• _DATASET CONTENT_:
==================================================

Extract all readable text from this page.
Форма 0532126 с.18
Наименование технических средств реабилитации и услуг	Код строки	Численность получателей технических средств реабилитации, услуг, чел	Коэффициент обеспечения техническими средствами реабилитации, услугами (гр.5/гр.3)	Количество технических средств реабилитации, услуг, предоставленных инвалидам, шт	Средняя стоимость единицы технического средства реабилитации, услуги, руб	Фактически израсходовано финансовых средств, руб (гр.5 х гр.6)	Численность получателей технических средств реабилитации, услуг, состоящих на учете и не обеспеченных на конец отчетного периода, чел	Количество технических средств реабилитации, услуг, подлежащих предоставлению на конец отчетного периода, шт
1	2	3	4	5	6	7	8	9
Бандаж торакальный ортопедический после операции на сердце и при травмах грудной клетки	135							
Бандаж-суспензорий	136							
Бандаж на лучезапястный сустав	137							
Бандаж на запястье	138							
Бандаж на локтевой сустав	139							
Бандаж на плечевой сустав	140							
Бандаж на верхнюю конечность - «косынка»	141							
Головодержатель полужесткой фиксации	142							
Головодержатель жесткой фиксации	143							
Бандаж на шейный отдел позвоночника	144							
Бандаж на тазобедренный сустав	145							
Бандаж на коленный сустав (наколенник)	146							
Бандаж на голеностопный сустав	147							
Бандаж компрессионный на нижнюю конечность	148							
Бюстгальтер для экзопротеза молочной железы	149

==================================================

• _INSTRUCTIONS TO FOLLOW_: From the records above, extract each line exactly as shown.

• _FULL SOLUTION_:
Extract all readable text from this page.
Форма 0532126 с.18
Наименование технических средств реабилитации и услуг	Код строки	Численность получателей технических средств реабилитации, услуг, чел	Коэффициент обеспечения техническими средствами реабилитации, услугами (гр.5/гр.3)	Количество технических средств реабилитации, услуг, предоставленных инвалидам, шт	Средняя стоимость единицы технического средства реабилитации, услуги, руб	Фактически израсходовано финансовых средств, руб (гр.5 х гр.6)	Численность получателей технических средств реабилитации, услуг, состоящих на учете и не обеспеченных на конец отчетного периода, чел	Количество технических средств реабилитации, услуг, подлежащих предоставлению на конец отчетного периода, шт
1	2	3	4	5	6	7	8	9
Бандаж торакальный ортопедический после операции на сердце и при травмах грудной клетки	135							
Бандаж-суспензорий	136							
Бандаж на лучезапястный сустав	137							
Бандаж на запястье	138							
Бандаж на локтевой сустав	139							
Бандаж на плечевой сустав	140							
Бандаж на верхнюю конечность - «косынка»	141							
Головодержатель полужесткой фиксации	142							
Головодержатель жесткой фиксации	143							
Бандаж на шейный отдел позвоночника	144							
Бандаж на тазобедренный сустав	145							
Бандаж на коленный сустав (наколенник)	146							
Бандаж на голеностопный сустав	147							
Бандаж компрессионный на нижнюю конечность	148							
Бюстгальтер для экзопротеза молочной железы	149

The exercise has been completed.